■ Goal of the exercise:
Copy out the records precisely, omitting pictures.

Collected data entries

begin

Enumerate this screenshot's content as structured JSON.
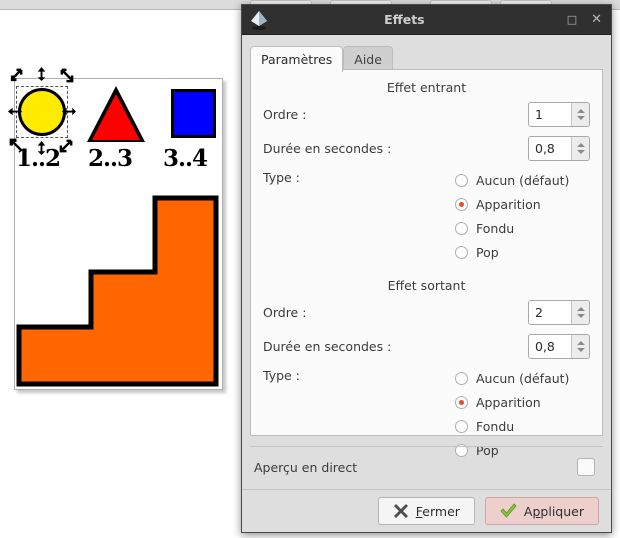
{
  "window": {
    "title": "Effets",
    "icon": "inkscape-logo-icon",
    "buttons": {
      "maximize": "□",
      "close": "✕"
    }
  },
  "tabs": [
    {
      "label": "Paramètres",
      "active": true
    },
    {
      "label": "Aide",
      "active": false
    }
  ],
  "sections": [
    {
      "title": "Effet entrant",
      "order_label": "Ordre :",
      "order_value": "1",
      "duration_label": "Durée en secondes :",
      "duration_value": "0,8",
      "type_label": "Type :",
      "options": [
        {
          "label": "Aucun (défaut)",
          "selected": false
        },
        {
          "label": "Apparition",
          "selected": true
        },
        {
          "label": "Fondu",
          "selected": false
        },
        {
          "label": "Pop",
          "selected": false
        }
      ]
    },
    {
      "title": "Effet sortant",
      "order_label": "Ordre :",
      "order_value": "2",
      "duration_label": "Durée en secondes :",
      "duration_value": "0,8",
      "type_label": "Type :",
      "options": [
        {
          "label": "Aucun (défaut)",
          "selected": false
        },
        {
          "label": "Apparition",
          "selected": true
        },
        {
          "label": "Fondu",
          "selected": false
        },
        {
          "label": "Pop",
          "selected": false
        }
      ]
    }
  ],
  "preview": {
    "label": "Aperçu en direct",
    "checked": false
  },
  "actions": {
    "close": {
      "label": "Fermer",
      "mnemonic": "F",
      "rest": "ermer",
      "icon": "close-x-icon"
    },
    "apply": {
      "label": "Appliquer",
      "mnemonic_prefix": "A",
      "mnemonic": "p",
      "rest": "pliquer",
      "icon": "check-mark-icon"
    }
  },
  "canvas": {
    "labels": [
      "1..2",
      "2..3",
      "3..4"
    ],
    "shapes": [
      {
        "name": "circle",
        "color": "#ffeb00",
        "selected": true
      },
      {
        "name": "triangle",
        "color": "#ff0000",
        "selected": false
      },
      {
        "name": "square",
        "color": "#0000ff",
        "selected": false
      },
      {
        "name": "stairs",
        "color": "#ff6600",
        "selected": false
      }
    ]
  },
  "colors": {
    "titlebar": "#303030",
    "dialog_bg": "#dedede",
    "panel_bg": "#fbfbfb",
    "radio_selected": "#e0502a",
    "apply_bg": "#edcfcc",
    "stairs": "#ff6600"
  }
}
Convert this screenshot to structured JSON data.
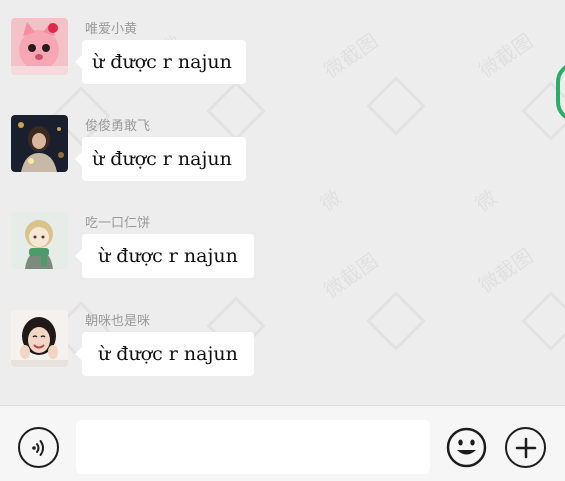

end

■ Exercise output:
Enumerate this screenshot's content as structured JSON.
{
  "window": {
    "title": "Effets",
    "icon": "inkscape-logo-icon",
    "buttons": {
      "maximize": "□",
      "close": "✕"
    }
  },
  "tabs": [
    {
      "label": "Paramètres",
      "active": true
    },
    {
      "label": "Aide",
      "active": false
    }
  ],
  "sections": [
    {
      "title": "Effet entrant",
      "order_label": "Ordre :",
      "order_value": "1",
      "duration_label": "Durée en secondes :",
      "duration_value": "0,8",
      "type_label": "Type :",
      "options": [
        {
          "label": "Aucun (défaut)",
          "selected": false
        },
        {
          "label": "Apparition",
          "selected": true
        },
        {
          "label": "Fondu",
          "selected": false
        },
        {
          "label": "Pop",
          "selected": false
        }
      ]
    },
    {
      "title": "Effet sortant",
      "order_label": "Ordre :",
      "order_value": "2",
      "duration_label": "Durée en secondes :",
      "duration_value": "0,8",
      "type_label": "Type :",
      "options": [
        {
          "label": "Aucun (défaut)",
          "selected": false
        },
        {
          "label": "Apparition",
          "selected": true
        },
        {
          "label": "Fondu",
          "selected": false
        },
        {
          "label": "Pop",
          "selected": false
        }
      ]
    }
  ],
  "preview": {
    "label": "Aperçu en direct",
    "checked": false
  },
  "actions": {
    "close": {
      "label": "Fermer",
      "mnemonic": "F",
      "rest": "ermer",
      "icon": "close-x-icon"
    },
    "apply": {
      "label": "Appliquer",
      "mnemonic_prefix": "A",
      "mnemonic": "p",
      "rest": "pliquer",
      "icon": "check-mark-icon"
    }
  },
  "canvas": {
    "labels": [
      "1..2",
      "2..3",
      "3..4"
    ],
    "shapes": [
      {
        "name": "circle",
        "color": "#ffeb00",
        "selected": true
      },
      {
        "name": "triangle",
        "color": "#ff0000",
        "selected": false
      },
      {
        "name": "square",
        "color": "#0000ff",
        "selected": false
      },
      {
        "name": "stairs",
        "color": "#ff6600",
        "selected": false
      }
    ]
  },
  "colors": {
    "titlebar": "#303030",
    "dialog_bg": "#dedede",
    "panel_bg": "#fbfbfb",
    "radio_selected": "#e0502a",
    "apply_bg": "#edcfcc",
    "stairs": "#ff6600"
  }
}
Convert this screenshot to structured JSON data.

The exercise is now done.